━━ EXERCISE MATERIALS
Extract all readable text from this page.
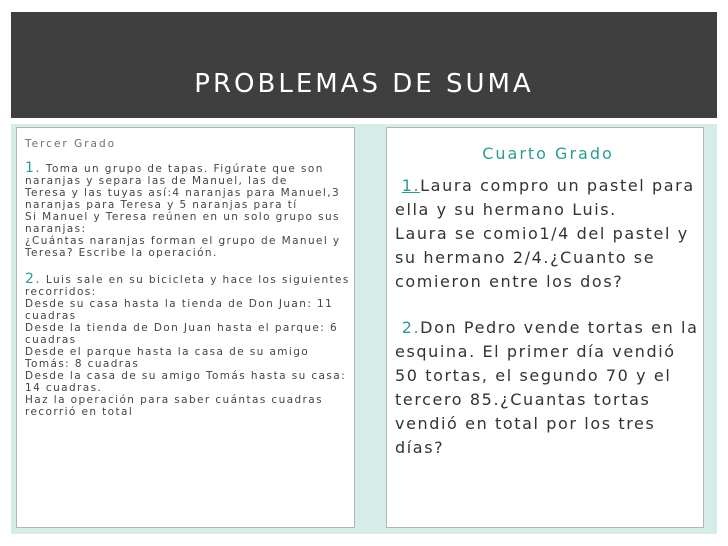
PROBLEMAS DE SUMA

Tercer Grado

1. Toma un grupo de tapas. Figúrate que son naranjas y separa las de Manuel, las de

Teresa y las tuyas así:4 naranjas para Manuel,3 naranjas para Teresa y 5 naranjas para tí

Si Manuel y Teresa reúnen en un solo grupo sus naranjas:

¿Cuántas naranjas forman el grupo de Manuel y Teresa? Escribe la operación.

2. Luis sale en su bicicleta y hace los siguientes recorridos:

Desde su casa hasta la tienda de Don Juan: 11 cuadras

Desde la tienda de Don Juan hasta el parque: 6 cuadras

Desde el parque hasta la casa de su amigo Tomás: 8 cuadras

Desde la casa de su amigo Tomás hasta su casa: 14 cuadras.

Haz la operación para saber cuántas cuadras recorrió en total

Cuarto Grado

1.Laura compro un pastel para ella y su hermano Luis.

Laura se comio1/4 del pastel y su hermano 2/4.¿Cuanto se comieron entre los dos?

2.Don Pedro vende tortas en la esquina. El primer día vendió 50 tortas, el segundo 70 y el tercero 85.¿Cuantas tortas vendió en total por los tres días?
━━━━
━━ EXERCISE MATERIALS
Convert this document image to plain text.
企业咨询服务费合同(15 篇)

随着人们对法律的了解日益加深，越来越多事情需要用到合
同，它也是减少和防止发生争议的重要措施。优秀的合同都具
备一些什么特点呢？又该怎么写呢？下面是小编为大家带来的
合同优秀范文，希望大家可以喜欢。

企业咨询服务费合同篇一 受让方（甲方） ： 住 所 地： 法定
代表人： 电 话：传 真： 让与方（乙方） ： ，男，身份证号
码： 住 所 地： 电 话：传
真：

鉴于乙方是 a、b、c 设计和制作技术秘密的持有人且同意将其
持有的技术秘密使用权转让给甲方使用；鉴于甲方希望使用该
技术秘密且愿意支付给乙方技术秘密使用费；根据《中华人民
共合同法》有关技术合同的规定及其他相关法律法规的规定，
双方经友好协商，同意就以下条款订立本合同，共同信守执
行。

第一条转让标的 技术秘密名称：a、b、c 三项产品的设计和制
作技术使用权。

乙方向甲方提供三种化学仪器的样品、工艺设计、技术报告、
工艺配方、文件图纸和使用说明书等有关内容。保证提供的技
━━━━
WHAT TO PRODUCE – State only the count of lines above that hold the string "pastel".

TASK RESULT – 2